Records for this task:

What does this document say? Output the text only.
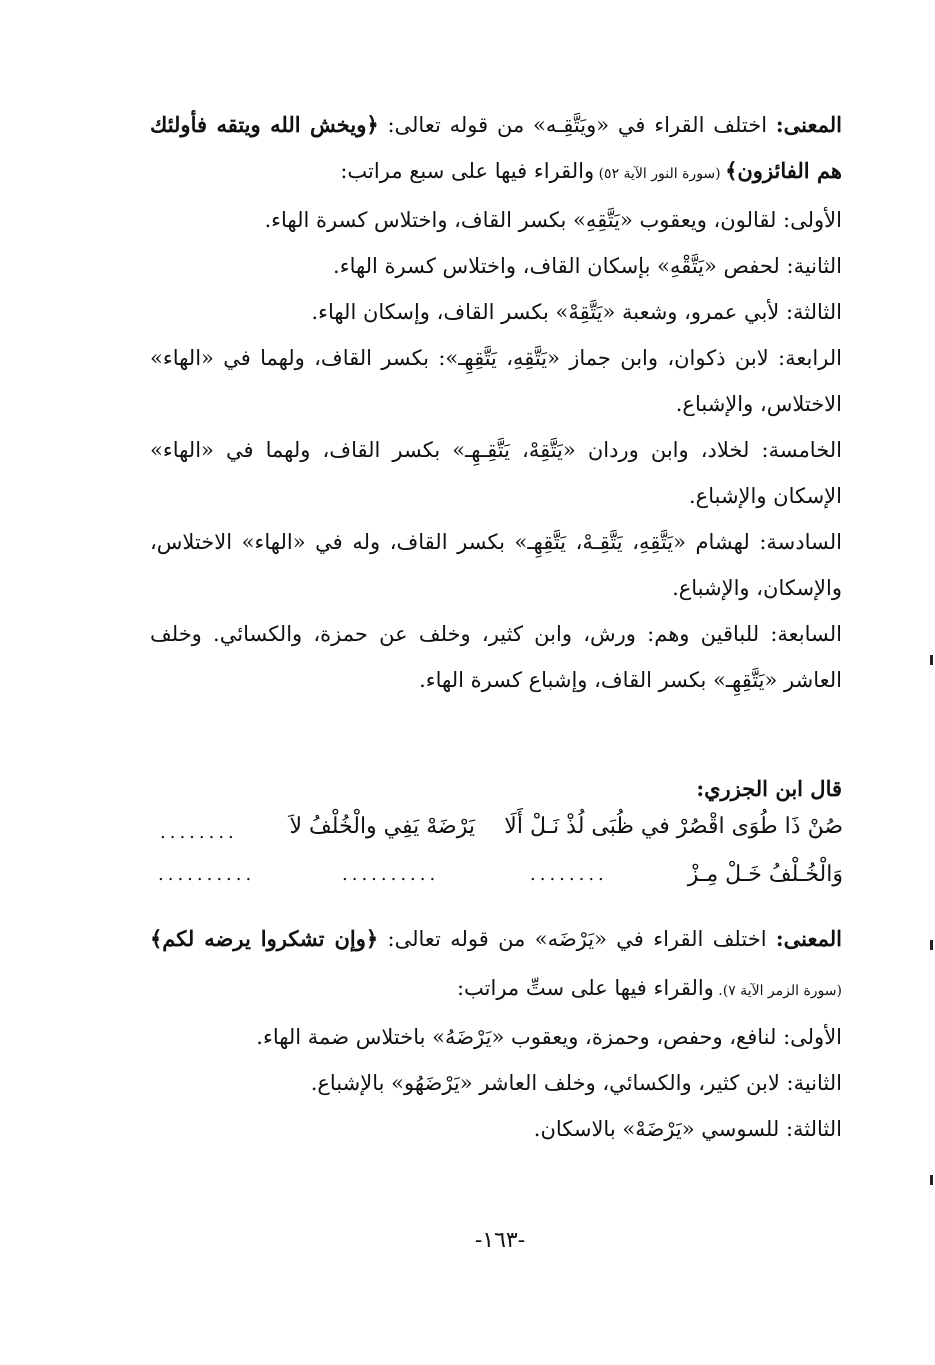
المعنى: اختلف القراء في «ويَتَّقِـه» من قوله تعالى: ﴿ويخش الله ويتقه فأولئك هم الفائزون﴾ (سورة النور الآية ٥٢) والقراء فيها على سبع مراتب:

الأولى: لقالون، ويعقوب «يَتَّقِهِ» بكسر القاف، واختلاس كسرة الهاء.

الثانية: لحفص «يَتَّقْهِ» بإسكان القاف، واختلاس كسرة الهاء.

الثالثة: لأبي عمرو، وشعبة «يَتَّقِهْ» بكسر القاف، وإسكان الهاء.

الرابعة: لابن ذكوان، وابن جماز «يَتَّقِهِ، يَتَّقِهِـ»: بكسر القاف، ولهما في «الهاء» الاختلاس، والإشباع.

الخامسة: لخلاد، وابن وردان «يَتَّقِهْ، يَتَّقِـهِـ» بكسر القاف، ولهما في «الهاء» الإسكان والإشباع.

السادسة: لهشام «يَتَّقِهِ، يَتَّقِـهْ، يَتَّقِهِـ» بكسر القاف، وله في «الهاء» الاختلاس، والإسكان، والإشباع.

السابعة: للباقين وهم: ورش، وابن كثير، وخلف عن حمزة، والكسائي. وخلف العاشر «يَتَّقِهِـ» بكسر القاف، وإشباع كسرة الهاء.

قال ابن الجزري:

صُنْ ذَا طُوَى اقْصُرْ في ظُبَى لُذْ نَـلْ أَلَا
يَرْضَهْ يَفِي والْخُلْفُ لاَ
........
وَالْخُـلْفُ خَـلْ مِـزْ
........
..........
..........

المعنى: اختلف القراء في «يَرْضَه» من قوله تعالى: ﴿وإن تشكروا يرضه لكم﴾ (سورة الزمر الآية ٧). والقراء فيها على ستِّ مراتب:

الأولى: لنافع، وحفص، وحمزة، ويعقوب «يَرْضَهُ» باختلاس ضمة الهاء.

الثانية: لابن كثير، والكسائي، وخلف العاشر «يَرْضَهُو» بالإشباع.

الثالثة: للسوسي «يَرْضَهْ» بالاسكان.

-١٦٣-
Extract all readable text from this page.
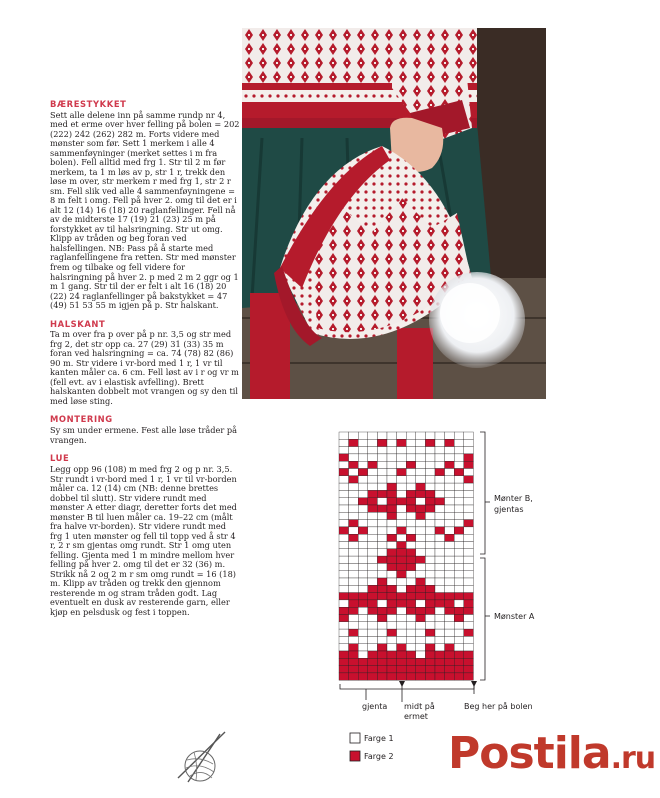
BÆRESTYKKET
Sett alle delene inn på samme rundp nr 4, med et erme over hver felling på bolen = 202 (222) 242 (262) 282 m. Forts videre med mønster som før. Sett 1 merkem i alle 4 sammenføyninger (merket settes i m fra bolen). Fell alltid med frg 1. Str til 2 m før merkem, ta 1 m løs av p, str 1 r, trekk den løse m over, str merkem r med frg 1, str 2 r sm. Fell slik ved alle 4 sammenføyningene = 8 m felt i omg. Fell på hver 2. omg til det er i alt 12 (14) 16 (18) 20 raglanfellinger. Fell nå av de midterste 17 (19) 21 (23) 25 m på forstykket av til halsringning. Str ut omg. Klipp av tråden og beg foran ved halsfellingen. NB: Pass på å starte med raglanfellingene fra retten. Str med mønster frem og tilbake og fell videre for halsringning på hver 2. p med 2 m 2 ggr og 1 m 1 gang. Str til der er felt i alt 16 (18) 20 (22) 24 raglanfellinger på bakstykket = 47 (49) 51 53 55 m igjen på p. Str halskant.
HALSKANT
Ta m over fra p over på p nr. 3,5 og str med frg 2, det str opp ca. 27 (29) 31 (33) 35 m foran ved halsringning = ca. 74 (78) 82 (86) 90 m. Str videre i vr-bord med 1 r, 1 vr til kanten måler ca. 6 cm. Fell løst av i r og vr m (fell evt. av i elastisk avfelling). Brett halskanten dobbelt mot vrangen og sy den til med løse sting.
MONTERING
Sy sm under ermene. Fest alle løse tråder på vrangen.
LUE
Legg opp 96 (108) m med frg 2 og p nr. 3,5. Str rundt i vr-bord med 1 r, 1 vr til vr-borden måler ca. 12 (14) cm (NB: denne brettes dobbel til slutt). Str videre rundt med mønster A etter diagr, deretter forts det med mønster B til luen måler ca. 19–22 cm (målt fra halve vr-borden). Str videre rundt med frg 1 uten mønster og fell til topp ved å str 4 r, 2 r sm gjentas omg rundt. Str 1 omg uten felling. Gjenta med 1 m mindre mellom hver felling på hver 2. omg til det er 32 (36) m. Strikk nå 2 og 2 m r sm omg rundt = 16 (18) m. Klipp av tråden og trekk den gjennom resterende m og stram tråden godt. Lag eventuelt en dusk av resterende garn, eller kjøp en pelsdusk og fest i toppen.
Mønter B,
gjentas
Mønster A
gjenta midt på
ermet
Beg her på bolen
Farge 1
Farge 2 Postila.ru
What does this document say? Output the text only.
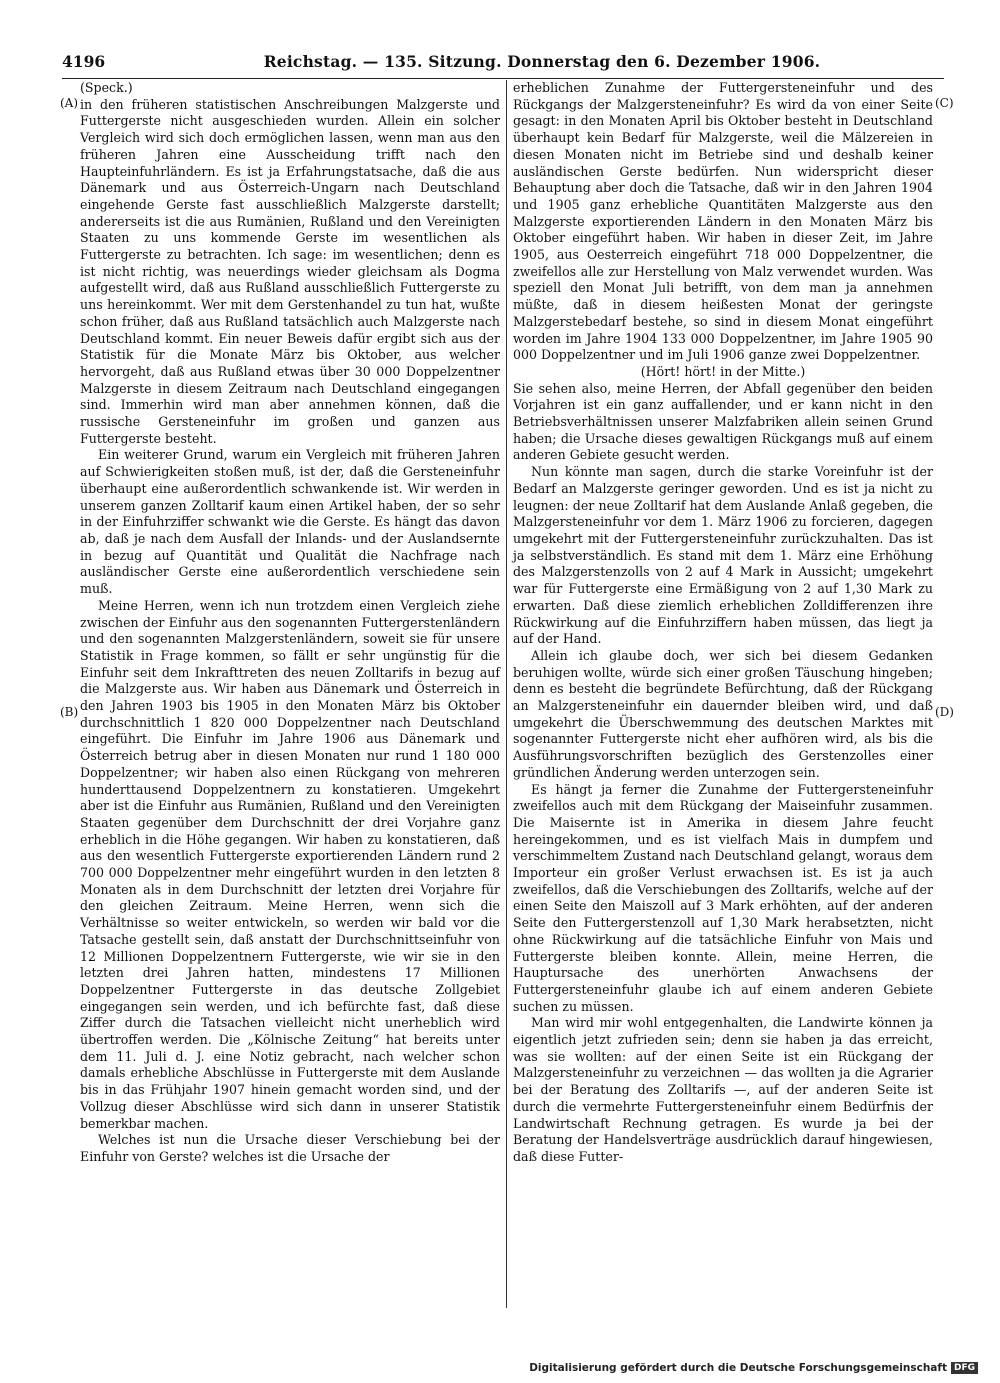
4196	Reichstag. — 135. Sitzung. Donnerstag den 6. Dezember 1906.
(A)
(B)
(C)
(D)

(Speck.)

in den früheren statistischen Anschreibungen Malzgerste und Futtergerste nicht ausgeschieden wurden. Allein ein solcher Vergleich wird sich doch ermöglichen lassen, wenn man aus den früheren Jahren eine Ausscheidung trifft nach den Haupteinfuhrländern. Es ist ja Erfahrungstatsache, daß die aus Dänemark und aus Österreich-Ungarn nach Deutschland eingehende Gerste fast ausschließlich Malzgerste darstellt; andererseits ist die aus Rumänien, Rußland und den Vereinigten Staaten zu uns kommende Gerste im wesentlichen als Futtergerste zu betrachten. Ich sage: im wesentlichen; denn es ist nicht richtig, was neuerdings wieder gleichsam als Dogma aufgestellt wird, daß aus Rußland ausschließlich Futtergerste zu uns hereinkommt. Wer mit dem Gerstenhandel zu tun hat, wußte schon früher, daß aus Rußland tatsächlich auch Malzgerste nach Deutschland kommt. Ein neuer Beweis dafür ergibt sich aus der Statistik für die Monate März bis Oktober, aus welcher hervorgeht, daß aus Rußland etwas über 30 000 Doppelzentner Malzgerste in diesem Zeitraum nach Deutschland eingegangen sind. Immerhin wird man aber annehmen können, daß die russische Gersteneinfuhr im großen und ganzen aus Futtergerste besteht.

Ein weiterer Grund, warum ein Vergleich mit früheren Jahren auf Schwierigkeiten stoßen muß, ist der, daß die Gersteneinfuhr überhaupt eine außerordentlich schwankende ist. Wir werden in unserem ganzen Zolltarif kaum einen Artikel haben, der so sehr in der Einfuhrziffer schwankt wie die Gerste. Es hängt das davon ab, daß je nach dem Ausfall der Inlands- und der Auslandsernte in bezug auf Quantität und Qualität die Nachfrage nach ausländischer Gerste eine außerordentlich verschiedene sein muß.

Meine Herren, wenn ich nun trotzdem einen Vergleich ziehe zwischen der Einfuhr aus den sogenannten Futtergerstenländern und den sogenannten Malzgerstenländern, soweit sie für unsere Statistik in Frage kommen, so fällt er sehr ungünstig für die Einfuhr seit dem Inkrafttreten des neuen Zolltarifs in bezug auf die Malzgerste aus. Wir haben aus Dänemark und Österreich in den Jahren 1903 bis 1905 in den Monaten März bis Oktober durchschnittlich 1 820 000 Doppelzentner nach Deutschland eingeführt. Die Einfuhr im Jahre 1906 aus Dänemark und Österreich betrug aber in diesen Monaten nur rund 1 180 000 Doppelzentner; wir haben also einen Rückgang von mehreren hunderttausend Doppelzentnern zu konstatieren. Umgekehrt aber ist die Einfuhr aus Rumänien, Rußland und den Vereinigten Staaten gegenüber dem Durchschnitt der drei Vorjahre ganz erheblich in die Höhe gegangen. Wir haben zu konstatieren, daß aus den wesentlich Futtergerste exportierenden Ländern rund 2 700 000 Doppelzentner mehr eingeführt wurden in den letzten 8 Monaten als in dem Durchschnitt der letzten drei Vorjahre für den gleichen Zeitraum. Meine Herren, wenn sich die Verhältnisse so weiter entwickeln, so werden wir bald vor die Tatsache gestellt sein, daß anstatt der Durchschnittseinfuhr von 12 Millionen Doppelzentnern Futtergerste, wie wir sie in den letzten drei Jahren hatten, mindestens 17 Millionen Doppelzentner Futtergerste in das deutsche Zollgebiet eingegangen sein werden, und ich befürchte fast, daß diese Ziffer durch die Tatsachen vielleicht nicht unerheblich wird übertroffen werden. Die „Kölnische Zeitung“ hat bereits unter dem 11. Juli d. J. eine Notiz gebracht, nach welcher schon damals erhebliche Abschlüsse in Futtergerste mit dem Auslande bis in das Frühjahr 1907 hinein gemacht worden sind, und der Vollzug dieser Abschlüsse wird sich dann in unserer Statistik bemerkbar machen.

Welches ist nun die Ursache dieser Verschiebung bei der Einfuhr von Gerste? welches ist die Ursache der

erheblichen Zunahme der Futtergersteneinfuhr und des Rückgangs der Malzgersteneinfuhr? Es wird da von einer Seite gesagt: in den Monaten April bis Oktober besteht in Deutschland überhaupt kein Bedarf für Malzgerste, weil die Mälzereien in diesen Monaten nicht im Betriebe sind und deshalb keiner ausländischen Gerste bedürfen. Nun widerspricht dieser Behauptung aber doch die Tatsache, daß wir in den Jahren 1904 und 1905 ganz erhebliche Quantitäten Malzgerste aus den Malzgerste exportierenden Ländern in den Monaten März bis Oktober eingeführt haben. Wir haben in dieser Zeit, im Jahre 1905, aus Oesterreich eingeführt 718 000 Doppelzentner, die zweifellos alle zur Herstellung von Malz verwendet wurden. Was speziell den Monat Juli betrifft, von dem man ja annehmen müßte, daß in diesem heißesten Monat der geringste Malzgerstebedarf bestehe, so sind in diesem Monat eingeführt worden im Jahre 1904 133 000 Doppelzentner, im Jahre 1905 90 000 Doppelzentner und im Juli 1906 ganze zwei Doppelzentner.

(Hört! hört! in der Mitte.)

Sie sehen also, meine Herren, der Abfall gegenüber den beiden Vorjahren ist ein ganz auffallender, und er kann nicht in den Betriebsverhältnissen unserer Malzfabriken allein seinen Grund haben; die Ursache dieses gewaltigen Rückgangs muß auf einem anderen Gebiete gesucht werden.

Nun könnte man sagen, durch die starke Voreinfuhr ist der Bedarf an Malzgerste geringer geworden. Und es ist ja nicht zu leugnen: der neue Zolltarif hat dem Auslande Anlaß gegeben, die Malzgersteneinfuhr vor dem 1. März 1906 zu forcieren, dagegen umgekehrt mit der Futtergersteneinfuhr zurückzuhalten. Das ist ja selbstverständlich. Es stand mit dem 1. März eine Erhöhung des Malzgerstenzolls von 2 auf 4 Mark in Aussicht; umgekehrt war für Futtergerste eine Ermäßigung von 2 auf 1,30 Mark zu erwarten. Daß diese ziemlich erheblichen Zolldifferenzen ihre Rückwirkung auf die Einfuhrziffern haben müssen, das liegt ja auf der Hand.

Allein ich glaube doch, wer sich bei diesem Gedanken beruhigen wollte, würde sich einer großen Täuschung hingeben; denn es besteht die begründete Befürchtung, daß der Rückgang an Malzgersteneinfuhr ein dauernder bleiben wird, und daß umgekehrt die Überschwemmung des deutschen Marktes mit sogenannter Futtergerste nicht eher aufhören wird, als bis die Ausführungsvorschriften bezüglich des Gerstenzolles einer gründlichen Änderung werden unterzogen sein.

Es hängt ja ferner die Zunahme der Futtergersteneinfuhr zweifellos auch mit dem Rückgang der Maiseinfuhr zusammen. Die Maisernte ist in Amerika in diesem Jahre feucht hereingekommen, und es ist vielfach Mais in dumpfem und verschimmeltem Zustand nach Deutschland gelangt, woraus dem Importeur ein großer Verlust erwachsen ist. Es ist ja auch zweifellos, daß die Verschiebungen des Zolltarifs, welche auf der einen Seite den Maiszoll auf 3 Mark erhöhten, auf der anderen Seite den Futtergerstenzoll auf 1,30 Mark herabsetzten, nicht ohne Rückwirkung auf die tatsächliche Einfuhr von Mais und Futtergerste bleiben konnte. Allein, meine Herren, die Hauptursache des unerhörten Anwachsens der Futtergersteneinfuhr glaube ich auf einem anderen Gebiete suchen zu müssen.

Man wird mir wohl entgegenhalten, die Landwirte können ja eigentlich jetzt zufrieden sein; denn sie haben ja das erreicht, was sie wollten: auf der einen Seite ist ein Rückgang der Malzgersteneinfuhr zu verzeichnen — das wollten ja die Agrarier bei der Beratung des Zolltarifs —, auf der anderen Seite ist durch die vermehrte Futtergersteneinfuhr einem Bedürfnis der Landwirtschaft Rechnung getragen. Es wurde ja bei der Beratung der Handelsverträge ausdrücklich darauf hingewiesen, daß diese Futter-

Digitalisierung gefördert durch die Deutsche Forschungsgemeinschaft DFG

Written request: Pick out the lines containing the string "المعنى".

Final result:
المعنى: اختلف القراء في «ويَتَّقِـه» من قوله تعالى: ﴿ويخش الله ويتقه فأولئك هم الفائزون﴾ (سورة النور الآية ٥٢) والقراء فيها على سبع مراتب:
المعنى: اختلف القراء في «يَرْضَه» من قوله تعالى: ﴿وإن تشكروا يرضه لكم﴾ (سورة الزمر الآية ٧). والقراء فيها على ستِّ مراتب:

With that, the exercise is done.